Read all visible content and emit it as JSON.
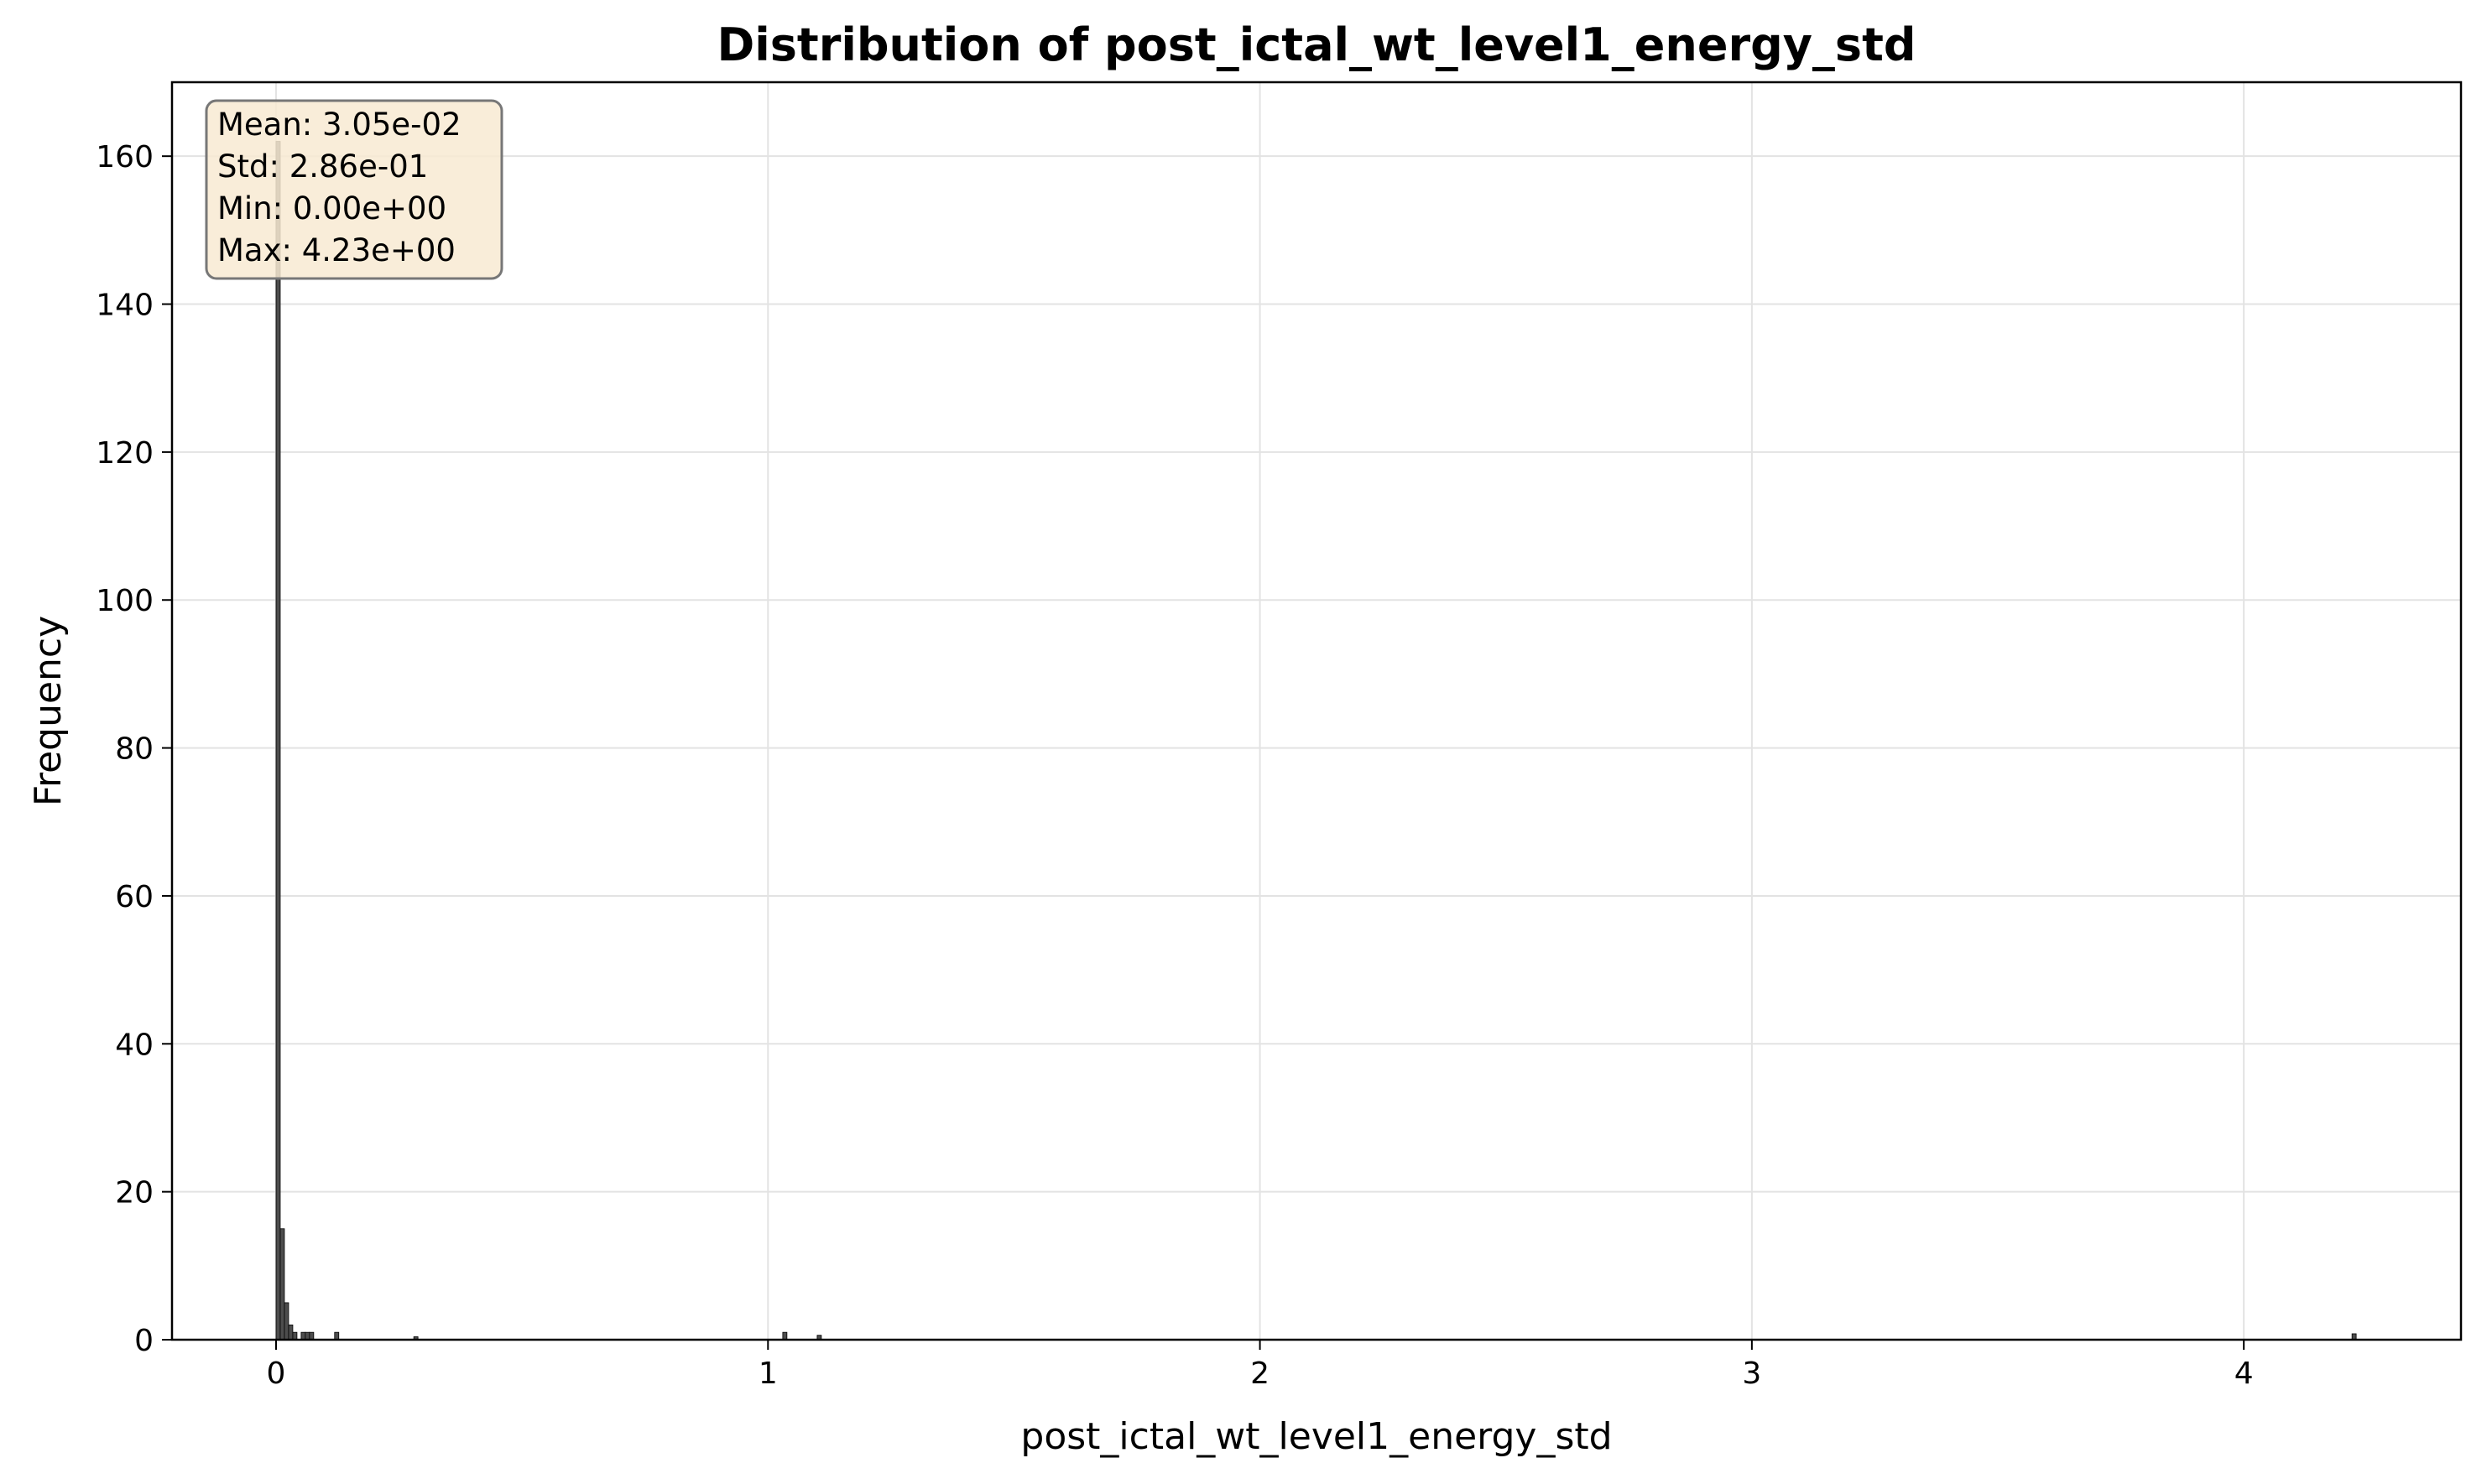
{
  "chart_data": {
    "type": "bar",
    "title": "Distribution of post_ictal_wt_level1_energy_std",
    "xlabel": "post_ictal_wt_level1_energy_std",
    "ylabel": "Frequency",
    "xlim": [
      -0.2115,
      4.4415
    ],
    "ylim": [
      0,
      170
    ],
    "xticks": [
      0,
      1,
      2,
      3,
      4
    ],
    "yticks": [
      0,
      20,
      40,
      60,
      80,
      100,
      120,
      140,
      160
    ],
    "grid": true,
    "bin_width": 0.0085,
    "bar_color": "#4d4d4d",
    "bins": [
      {
        "x": 0.0,
        "count": 162
      },
      {
        "x": 0.0085,
        "count": 15
      },
      {
        "x": 0.017,
        "count": 5
      },
      {
        "x": 0.0255,
        "count": 2
      },
      {
        "x": 0.034,
        "count": 1
      },
      {
        "x": 0.051,
        "count": 1
      },
      {
        "x": 0.0595,
        "count": 1
      },
      {
        "x": 0.068,
        "count": 1
      },
      {
        "x": 0.119,
        "count": 1
      },
      {
        "x": 0.28,
        "count": 0.4
      },
      {
        "x": 1.03,
        "count": 1
      },
      {
        "x": 1.1,
        "count": 0.6
      },
      {
        "x": 4.22,
        "count": 0.8
      }
    ],
    "stats_box": {
      "lines": [
        "Mean: 3.05e-02",
        "Std: 2.86e-01",
        "Min: 0.00e+00",
        "Max: 4.23e+00"
      ],
      "background": "#f8ead2",
      "edge_color": "#777777",
      "placement": "top-left"
    }
  }
}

# What you have to do
Write out the material above again, word for word, minus its pictures.

# Answer to the task
Read all visible content and emit it as JSON.
{
  "chart_data": {
    "type": "bar",
    "title": "Distribution of post_ictal_wt_level1_energy_std",
    "xlabel": "post_ictal_wt_level1_energy_std",
    "ylabel": "Frequency",
    "xlim": [
      -0.2115,
      4.4415
    ],
    "ylim": [
      0,
      170
    ],
    "xticks": [
      0,
      1,
      2,
      3,
      4
    ],
    "yticks": [
      0,
      20,
      40,
      60,
      80,
      100,
      120,
      140,
      160
    ],
    "grid": true,
    "bin_width": 0.0085,
    "bar_color": "#4d4d4d",
    "bins": [
      {
        "x": 0.0,
        "count": 162
      },
      {
        "x": 0.0085,
        "count": 15
      },
      {
        "x": 0.017,
        "count": 5
      },
      {
        "x": 0.0255,
        "count": 2
      },
      {
        "x": 0.034,
        "count": 1
      },
      {
        "x": 0.051,
        "count": 1
      },
      {
        "x": 0.0595,
        "count": 1
      },
      {
        "x": 0.068,
        "count": 1
      },
      {
        "x": 0.119,
        "count": 1
      },
      {
        "x": 0.28,
        "count": 0.4
      },
      {
        "x": 1.03,
        "count": 1
      },
      {
        "x": 1.1,
        "count": 0.6
      },
      {
        "x": 4.22,
        "count": 0.8
      }
    ],
    "stats_box": {
      "lines": [
        "Mean: 3.05e-02",
        "Std: 2.86e-01",
        "Min: 0.00e+00",
        "Max: 4.23e+00"
      ],
      "background": "#f8ead2",
      "edge_color": "#777777",
      "placement": "top-left"
    }
  }
}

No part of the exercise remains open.